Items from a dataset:
^^^^

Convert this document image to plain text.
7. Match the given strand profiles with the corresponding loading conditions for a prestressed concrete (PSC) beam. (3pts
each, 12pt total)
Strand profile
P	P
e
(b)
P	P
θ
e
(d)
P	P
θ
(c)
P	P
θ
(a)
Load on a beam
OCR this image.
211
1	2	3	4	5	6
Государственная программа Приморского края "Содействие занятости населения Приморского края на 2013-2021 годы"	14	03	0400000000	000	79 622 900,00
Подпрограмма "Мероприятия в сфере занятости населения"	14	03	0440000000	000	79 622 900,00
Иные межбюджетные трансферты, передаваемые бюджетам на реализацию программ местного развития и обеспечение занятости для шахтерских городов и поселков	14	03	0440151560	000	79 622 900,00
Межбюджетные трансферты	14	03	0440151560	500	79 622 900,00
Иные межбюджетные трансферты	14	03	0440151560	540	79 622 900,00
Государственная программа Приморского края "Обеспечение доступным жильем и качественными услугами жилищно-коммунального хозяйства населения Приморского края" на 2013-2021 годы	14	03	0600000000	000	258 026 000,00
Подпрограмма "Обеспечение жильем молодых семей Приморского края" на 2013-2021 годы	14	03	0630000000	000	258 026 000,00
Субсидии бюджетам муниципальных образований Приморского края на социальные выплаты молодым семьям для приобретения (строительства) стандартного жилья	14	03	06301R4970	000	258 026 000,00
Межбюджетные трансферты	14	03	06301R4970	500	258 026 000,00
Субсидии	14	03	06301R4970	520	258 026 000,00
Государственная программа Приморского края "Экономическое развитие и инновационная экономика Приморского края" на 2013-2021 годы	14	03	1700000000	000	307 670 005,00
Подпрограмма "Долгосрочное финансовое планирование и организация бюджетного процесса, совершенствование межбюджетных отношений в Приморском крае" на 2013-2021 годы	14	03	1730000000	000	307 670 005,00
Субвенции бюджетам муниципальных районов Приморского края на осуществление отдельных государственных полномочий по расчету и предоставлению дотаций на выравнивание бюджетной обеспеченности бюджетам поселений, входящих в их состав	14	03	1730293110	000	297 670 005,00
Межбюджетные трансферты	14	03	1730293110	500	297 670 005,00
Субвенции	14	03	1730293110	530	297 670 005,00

^^^^

## Short task:
The entries above should be repeated exactly, every one of them.

## Solution to the exercise:
Convert this document image to plain text.
7. Match the given strand profiles with the corresponding loading conditions for a prestressed concrete (PSC) beam. (3pts
each, 12pt total)
Strand profile
P	P
e
(b)
P	P
θ
e
(d)
P	P
θ
(c)
P	P
θ
(a)
Load on a beam
OCR this image.
211
1	2	3	4	5	6
Государственная программа Приморского края "Содействие занятости населения Приморского края на 2013-2021 годы"	14	03	0400000000	000	79 622 900,00
Подпрограмма "Мероприятия в сфере занятости населения"	14	03	0440000000	000	79 622 900,00
Иные межбюджетные трансферты, передаваемые бюджетам на реализацию программ местного развития и обеспечение занятости для шахтерских городов и поселков	14	03	0440151560	000	79 622 900,00
Межбюджетные трансферты	14	03	0440151560	500	79 622 900,00
Иные межбюджетные трансферты	14	03	0440151560	540	79 622 900,00
Государственная программа Приморского края "Обеспечение доступным жильем и качественными услугами жилищно-коммунального хозяйства населения Приморского края" на 2013-2021 годы	14	03	0600000000	000	258 026 000,00
Подпрограмма "Обеспечение жильем молодых семей Приморского края" на 2013-2021 годы	14	03	0630000000	000	258 026 000,00
Субсидии бюджетам муниципальных образований Приморского края на социальные выплаты молодым семьям для приобретения (строительства) стандартного жилья	14	03	06301R4970	000	258 026 000,00
Межбюджетные трансферты	14	03	06301R4970	500	258 026 000,00
Субсидии	14	03	06301R4970	520	258 026 000,00
Государственная программа Приморского края "Экономическое развитие и инновационная экономика Приморского края" на 2013-2021 годы	14	03	1700000000	000	307 670 005,00
Подпрограмма "Долгосрочное финансовое планирование и организация бюджетного процесса, совершенствование межбюджетных отношений в Приморском крае" на 2013-2021 годы	14	03	1730000000	000	307 670 005,00
Субвенции бюджетам муниципальных районов Приморского края на осуществление отдельных государственных полномочий по расчету и предоставлению дотаций на выравнивание бюджетной обеспеченности бюджетам поселений, входящих в их состав	14	03	1730293110	000	297 670 005,00
Межбюджетные трансферты	14	03	1730293110	500	297 670 005,00
Субвенции	14	03	1730293110	530	297 670 005,00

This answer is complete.